### PROMPT
Copy every item below line for line, without changing anything.
-- -- --
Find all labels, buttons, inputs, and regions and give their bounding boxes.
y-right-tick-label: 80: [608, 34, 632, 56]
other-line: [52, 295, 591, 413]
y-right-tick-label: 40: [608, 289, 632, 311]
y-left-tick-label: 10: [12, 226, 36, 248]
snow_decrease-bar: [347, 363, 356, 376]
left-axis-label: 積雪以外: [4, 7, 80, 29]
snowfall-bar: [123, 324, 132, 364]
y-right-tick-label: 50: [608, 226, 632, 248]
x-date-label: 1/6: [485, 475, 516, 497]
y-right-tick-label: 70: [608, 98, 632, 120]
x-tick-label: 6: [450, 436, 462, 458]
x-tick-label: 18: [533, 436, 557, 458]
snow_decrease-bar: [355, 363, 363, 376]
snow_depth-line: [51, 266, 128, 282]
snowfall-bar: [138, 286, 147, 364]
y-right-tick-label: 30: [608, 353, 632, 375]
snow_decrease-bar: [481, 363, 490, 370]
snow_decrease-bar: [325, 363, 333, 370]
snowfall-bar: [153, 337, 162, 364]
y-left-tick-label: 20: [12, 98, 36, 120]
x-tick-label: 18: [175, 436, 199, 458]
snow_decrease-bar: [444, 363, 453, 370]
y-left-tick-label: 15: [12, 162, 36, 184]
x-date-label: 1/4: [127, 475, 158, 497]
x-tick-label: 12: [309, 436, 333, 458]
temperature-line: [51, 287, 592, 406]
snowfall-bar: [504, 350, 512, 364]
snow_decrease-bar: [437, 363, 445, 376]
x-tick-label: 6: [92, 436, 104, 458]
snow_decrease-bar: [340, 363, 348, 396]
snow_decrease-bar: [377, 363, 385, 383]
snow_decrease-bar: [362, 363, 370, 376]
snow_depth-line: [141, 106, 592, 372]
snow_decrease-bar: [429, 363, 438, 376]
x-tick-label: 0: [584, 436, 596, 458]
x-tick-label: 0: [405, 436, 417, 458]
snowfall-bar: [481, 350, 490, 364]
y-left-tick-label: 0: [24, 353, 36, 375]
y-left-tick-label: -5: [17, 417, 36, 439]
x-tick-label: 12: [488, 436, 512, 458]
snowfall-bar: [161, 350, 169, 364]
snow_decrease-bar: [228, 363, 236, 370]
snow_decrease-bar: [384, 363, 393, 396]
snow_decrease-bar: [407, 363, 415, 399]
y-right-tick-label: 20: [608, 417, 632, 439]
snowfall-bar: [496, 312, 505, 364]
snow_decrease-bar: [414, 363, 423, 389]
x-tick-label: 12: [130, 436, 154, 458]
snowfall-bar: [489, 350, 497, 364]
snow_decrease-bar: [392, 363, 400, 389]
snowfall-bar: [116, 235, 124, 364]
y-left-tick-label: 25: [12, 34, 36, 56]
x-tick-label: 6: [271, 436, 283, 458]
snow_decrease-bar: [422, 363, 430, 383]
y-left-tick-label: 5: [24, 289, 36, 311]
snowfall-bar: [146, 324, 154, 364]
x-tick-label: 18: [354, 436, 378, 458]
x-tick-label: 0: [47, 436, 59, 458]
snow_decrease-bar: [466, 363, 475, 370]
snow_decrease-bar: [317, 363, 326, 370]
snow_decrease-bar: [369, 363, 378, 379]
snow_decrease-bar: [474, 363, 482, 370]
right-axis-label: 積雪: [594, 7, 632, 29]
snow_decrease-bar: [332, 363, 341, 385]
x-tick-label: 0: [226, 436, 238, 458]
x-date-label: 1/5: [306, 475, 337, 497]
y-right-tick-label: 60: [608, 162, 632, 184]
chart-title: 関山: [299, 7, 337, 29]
-- -- --
### OUTPUT FOR THIS TASK
Find all labels, buttons, inputs, and regions and give their bounding boxes.
y-right-tick-label: 80: [608, 34, 632, 56]
other-line: [52, 295, 591, 413]
y-right-tick-label: 40: [608, 289, 632, 311]
y-left-tick-label: 10: [12, 226, 36, 248]
snow_decrease-bar: [347, 363, 356, 376]
left-axis-label: 積雪以外: [4, 7, 80, 29]
snowfall-bar: [123, 324, 132, 364]
y-right-tick-label: 50: [608, 226, 632, 248]
x-date-label: 1/6: [485, 475, 516, 497]
y-right-tick-label: 70: [608, 98, 632, 120]
x-tick-label: 6: [450, 436, 462, 458]
x-tick-label: 18: [533, 436, 557, 458]
snow_decrease-bar: [355, 363, 363, 376]
snow_depth-line: [51, 266, 128, 282]
snowfall-bar: [138, 286, 147, 364]
y-right-tick-label: 30: [608, 353, 632, 375]
snow_decrease-bar: [481, 363, 490, 370]
snow_decrease-bar: [325, 363, 333, 370]
snowfall-bar: [153, 337, 162, 364]
y-left-tick-label: 20: [12, 98, 36, 120]
x-tick-label: 18: [175, 436, 199, 458]
snow_decrease-bar: [444, 363, 453, 370]
y-left-tick-label: 15: [12, 162, 36, 184]
x-date-label: 1/4: [127, 475, 158, 497]
x-tick-label: 12: [309, 436, 333, 458]
temperature-line: [51, 287, 592, 406]
snowfall-bar: [504, 350, 512, 364]
snow_decrease-bar: [437, 363, 445, 376]
x-tick-label: 6: [92, 436, 104, 458]
snow_decrease-bar: [340, 363, 348, 396]
snow_decrease-bar: [377, 363, 385, 383]
snow_decrease-bar: [362, 363, 370, 376]
snow_depth-line: [141, 106, 592, 372]
snow_decrease-bar: [429, 363, 438, 376]
x-tick-label: 0: [584, 436, 596, 458]
x-tick-label: 0: [405, 436, 417, 458]
snowfall-bar: [481, 350, 490, 364]
y-left-tick-label: 0: [24, 353, 36, 375]
y-left-tick-label: -5: [17, 417, 36, 439]
x-tick-label: 12: [488, 436, 512, 458]
snowfall-bar: [161, 350, 169, 364]
snow_decrease-bar: [228, 363, 236, 370]
snow_decrease-bar: [384, 363, 393, 396]
snow_decrease-bar: [407, 363, 415, 399]
y-right-tick-label: 20: [608, 417, 632, 439]
snowfall-bar: [496, 312, 505, 364]
snow_decrease-bar: [414, 363, 423, 389]
x-tick-label: 12: [130, 436, 154, 458]
snowfall-bar: [489, 350, 497, 364]
snow_decrease-bar: [392, 363, 400, 389]
snowfall-bar: [116, 235, 124, 364]
y-left-tick-label: 25: [12, 34, 36, 56]
x-tick-label: 6: [271, 436, 283, 458]
snow_decrease-bar: [422, 363, 430, 383]
y-left-tick-label: 5: [24, 289, 36, 311]
snowfall-bar: [146, 324, 154, 364]
x-tick-label: 18: [354, 436, 378, 458]
x-tick-label: 0: [47, 436, 59, 458]
snow_decrease-bar: [466, 363, 475, 370]
snow_decrease-bar: [317, 363, 326, 370]
snow_decrease-bar: [369, 363, 378, 379]
snow_decrease-bar: [474, 363, 482, 370]
right-axis-label: 積雪: [594, 7, 632, 29]
snow_decrease-bar: [332, 363, 341, 385]
x-tick-label: 0: [226, 436, 238, 458]
x-date-label: 1/5: [306, 475, 337, 497]
y-right-tick-label: 60: [608, 162, 632, 184]
chart-title: 関山: [299, 7, 337, 29]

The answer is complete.